### YOUR TASK
Determine how many lines hold "Candelo" and give only that number.

===== DATA ROWS

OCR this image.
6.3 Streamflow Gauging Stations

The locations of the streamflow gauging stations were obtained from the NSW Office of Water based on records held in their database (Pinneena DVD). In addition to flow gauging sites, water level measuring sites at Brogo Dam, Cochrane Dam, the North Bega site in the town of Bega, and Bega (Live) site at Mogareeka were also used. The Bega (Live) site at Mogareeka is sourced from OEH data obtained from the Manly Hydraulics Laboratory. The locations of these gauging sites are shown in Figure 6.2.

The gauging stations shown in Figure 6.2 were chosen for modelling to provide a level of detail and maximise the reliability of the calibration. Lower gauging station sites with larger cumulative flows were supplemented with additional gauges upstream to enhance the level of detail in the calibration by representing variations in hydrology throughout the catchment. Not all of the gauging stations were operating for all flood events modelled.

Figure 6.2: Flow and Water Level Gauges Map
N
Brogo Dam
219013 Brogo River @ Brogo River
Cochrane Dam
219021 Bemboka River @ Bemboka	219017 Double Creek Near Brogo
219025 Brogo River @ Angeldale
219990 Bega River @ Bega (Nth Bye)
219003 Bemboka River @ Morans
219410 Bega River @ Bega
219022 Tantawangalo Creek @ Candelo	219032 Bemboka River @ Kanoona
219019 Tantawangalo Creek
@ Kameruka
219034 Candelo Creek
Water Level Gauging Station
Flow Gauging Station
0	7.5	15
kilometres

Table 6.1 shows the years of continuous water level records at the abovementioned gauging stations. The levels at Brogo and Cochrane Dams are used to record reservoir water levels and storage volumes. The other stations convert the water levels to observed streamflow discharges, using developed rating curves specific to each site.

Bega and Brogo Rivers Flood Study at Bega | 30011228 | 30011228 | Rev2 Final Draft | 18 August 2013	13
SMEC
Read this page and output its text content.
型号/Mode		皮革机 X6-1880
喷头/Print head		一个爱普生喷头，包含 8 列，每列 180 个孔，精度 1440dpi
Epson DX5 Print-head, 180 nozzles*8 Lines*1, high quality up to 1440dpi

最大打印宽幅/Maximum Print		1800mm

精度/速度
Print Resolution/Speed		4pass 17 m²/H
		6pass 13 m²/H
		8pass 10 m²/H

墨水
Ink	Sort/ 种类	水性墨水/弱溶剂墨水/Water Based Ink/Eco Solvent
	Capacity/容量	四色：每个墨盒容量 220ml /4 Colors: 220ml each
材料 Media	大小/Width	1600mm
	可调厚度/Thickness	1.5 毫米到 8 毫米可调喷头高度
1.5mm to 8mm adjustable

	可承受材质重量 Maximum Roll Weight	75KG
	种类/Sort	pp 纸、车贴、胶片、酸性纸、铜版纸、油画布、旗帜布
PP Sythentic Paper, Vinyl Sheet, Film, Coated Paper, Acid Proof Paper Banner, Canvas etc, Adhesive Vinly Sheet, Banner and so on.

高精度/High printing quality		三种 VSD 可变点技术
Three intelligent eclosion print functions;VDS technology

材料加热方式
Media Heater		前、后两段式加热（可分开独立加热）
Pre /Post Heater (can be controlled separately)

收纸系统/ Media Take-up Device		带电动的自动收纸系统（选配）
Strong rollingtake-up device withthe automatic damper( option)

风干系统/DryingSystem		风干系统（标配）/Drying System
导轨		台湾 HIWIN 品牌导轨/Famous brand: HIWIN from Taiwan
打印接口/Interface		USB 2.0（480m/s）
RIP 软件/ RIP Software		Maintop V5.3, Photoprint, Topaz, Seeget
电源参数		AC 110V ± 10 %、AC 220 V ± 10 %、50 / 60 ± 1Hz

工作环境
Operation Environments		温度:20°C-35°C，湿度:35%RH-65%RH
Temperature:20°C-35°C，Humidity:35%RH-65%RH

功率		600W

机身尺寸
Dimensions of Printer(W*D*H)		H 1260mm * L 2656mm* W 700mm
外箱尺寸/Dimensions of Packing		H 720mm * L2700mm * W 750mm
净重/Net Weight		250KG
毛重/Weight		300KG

==========

### RESPONSE
2